→ **Teks Bacaan**:
******************************

“KI SEMAR mengexplore komedi horor lewat DUKUN MAGANG” Horor Komedi tentang Akal Sehat yang Bertemu Ilmu Warisan

Yofamedia.com, Jakarta - Diproduksi oleh Dens Vision Multimedia, “DUKUN MAGANG” dengan Denny Januar sebagai Produser Eksekutif dan Ki Semar RBS sebagai ide cerita/pencetus menghadirkan perpaduan horor-komedi khas Indonesia dengan denyut coming-of-age yang segar.

Alkisah Raka (Jefan Nathanio), mahasiswa skeptis yang target hidupnya sederhana: lulus skripsi. Ia terpaksa pulang ke Desa Kalimati bersama Sekar (Hana Saraswati), mahasiswi cerdas pewaris tradisi keluarganya.

******************************

→ **Data yang Disediakan**:

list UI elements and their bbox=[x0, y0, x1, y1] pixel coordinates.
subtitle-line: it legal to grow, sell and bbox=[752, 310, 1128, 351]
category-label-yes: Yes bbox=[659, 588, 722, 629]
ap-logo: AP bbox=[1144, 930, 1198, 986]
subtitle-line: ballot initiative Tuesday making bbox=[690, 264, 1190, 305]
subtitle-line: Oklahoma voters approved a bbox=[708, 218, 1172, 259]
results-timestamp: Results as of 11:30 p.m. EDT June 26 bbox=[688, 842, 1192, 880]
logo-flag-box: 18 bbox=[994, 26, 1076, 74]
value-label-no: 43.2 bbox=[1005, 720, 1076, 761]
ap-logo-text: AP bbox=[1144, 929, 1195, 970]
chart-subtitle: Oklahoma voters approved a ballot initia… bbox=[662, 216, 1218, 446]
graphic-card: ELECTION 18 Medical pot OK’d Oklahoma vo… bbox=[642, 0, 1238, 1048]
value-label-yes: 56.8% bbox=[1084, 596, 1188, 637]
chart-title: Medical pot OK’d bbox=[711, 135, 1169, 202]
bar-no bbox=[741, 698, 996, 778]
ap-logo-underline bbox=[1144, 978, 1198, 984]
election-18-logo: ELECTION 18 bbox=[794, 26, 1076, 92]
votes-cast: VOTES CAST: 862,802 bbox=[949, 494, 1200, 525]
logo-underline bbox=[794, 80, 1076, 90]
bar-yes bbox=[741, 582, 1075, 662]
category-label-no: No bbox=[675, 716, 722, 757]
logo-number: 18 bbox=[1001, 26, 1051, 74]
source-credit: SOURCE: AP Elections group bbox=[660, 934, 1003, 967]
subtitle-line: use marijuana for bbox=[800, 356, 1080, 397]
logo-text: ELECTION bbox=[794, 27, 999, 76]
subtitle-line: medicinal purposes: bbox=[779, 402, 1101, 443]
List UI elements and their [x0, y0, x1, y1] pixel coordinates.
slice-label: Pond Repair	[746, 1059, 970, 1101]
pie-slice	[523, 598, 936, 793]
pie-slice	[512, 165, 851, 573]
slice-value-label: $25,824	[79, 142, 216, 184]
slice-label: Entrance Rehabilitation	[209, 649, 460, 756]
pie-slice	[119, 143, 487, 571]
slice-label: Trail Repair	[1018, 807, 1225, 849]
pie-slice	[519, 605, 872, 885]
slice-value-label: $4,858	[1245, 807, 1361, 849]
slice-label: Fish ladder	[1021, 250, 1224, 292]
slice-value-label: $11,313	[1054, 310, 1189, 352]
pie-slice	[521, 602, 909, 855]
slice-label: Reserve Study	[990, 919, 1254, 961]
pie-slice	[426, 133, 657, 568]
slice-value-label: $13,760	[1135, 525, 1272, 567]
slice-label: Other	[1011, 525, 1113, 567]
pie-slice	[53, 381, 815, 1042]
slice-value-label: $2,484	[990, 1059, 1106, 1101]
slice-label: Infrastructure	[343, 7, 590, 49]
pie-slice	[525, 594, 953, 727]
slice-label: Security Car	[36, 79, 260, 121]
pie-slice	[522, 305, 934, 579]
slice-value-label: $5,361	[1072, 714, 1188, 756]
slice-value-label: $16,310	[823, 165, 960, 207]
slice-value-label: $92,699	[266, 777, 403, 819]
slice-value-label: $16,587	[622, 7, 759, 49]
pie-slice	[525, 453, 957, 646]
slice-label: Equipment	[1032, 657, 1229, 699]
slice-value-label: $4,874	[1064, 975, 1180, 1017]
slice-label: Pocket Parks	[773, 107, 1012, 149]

******************************

→ **Tugas Wajib**:
1. Tuliskan kembali bagian teks tentang film Dukun Magang dari "Yofamedia.com, Jakarta - Diproduksi" sampai "pewaris tradisi keluarganya.".
2. Sebutkan semua nama orang yang terlibat dalam pembuatan film pada teks tentang film Dukun Magang, tanpa memasukkan nama tokoh ceritanya.
3. Sambung teks tentang film Dukun Magang mulai setelah kalimat terakhirnya.

→ **Hasil Tugas**:
1.
Yofamedia.com, Jakarta - Diproduksi oleh Dens Vision Multimedia, “DUKUN MAGANG” dengan Denny Januar sebagai Produser Eksekutif dan Ki Semar RBS sebagai ide cerita/pencetus menghadirkan perpaduan horor-komedi khas Indonesia dengan denyut coming-of-age yang segar.

Alkisah Raka (Jefan Nathanio), mahasiswa skeptis yang target hidupnya sederhana: lulus skripsi. Ia terpaksa pulang ke Desa Kalimati bersama Sekar (Hana Saraswati), mahasiswi cerdas pewaris tradisi keluarganya.

2. Denny Januar, Ki Semar RBS, Jefan Nathanio, Hana Saraswati

3.
Satu kesalahan membuka pintu petaka: Kuntilanak Hitam yang telah 12 tahun dikurung terlepas. Untuk menebus blunder itu, Raka “magang” pada dukun legendaris Mbah Djambrong (Adi Sudirja) dan harus belajar kilat dari topo patigeni, meracik kurungan ayam belang telon, hingga berburu tali pocong perawan sebuah perjalanan yang kocak, mencekam, sekaligus menguji nyali.

Di tangan “Dukun Magang”, benturan logika modern dan warisan ilmu tidak sekadar jadi bumbu, tetapi menjadi nyawa cerita. Ki Semar RBS menegaskan bahwa kegelisahan itulah yang menjadi titik awal lahirnya ide film ini.

“Ide Dukun Magang berangkat dari kegelisahan saya melihat banyak anak muda memutus hubungan dengan tradisi hanya karena merasa sudah modern. Lewat benturan Raka dan Mbah Djambrong, saya ingin menunjukkan bahwa akal sehat dan ilmu warisan sebenarnya bisa saling berdialog, bukan saling meniadakan,” ujar Ki Semar.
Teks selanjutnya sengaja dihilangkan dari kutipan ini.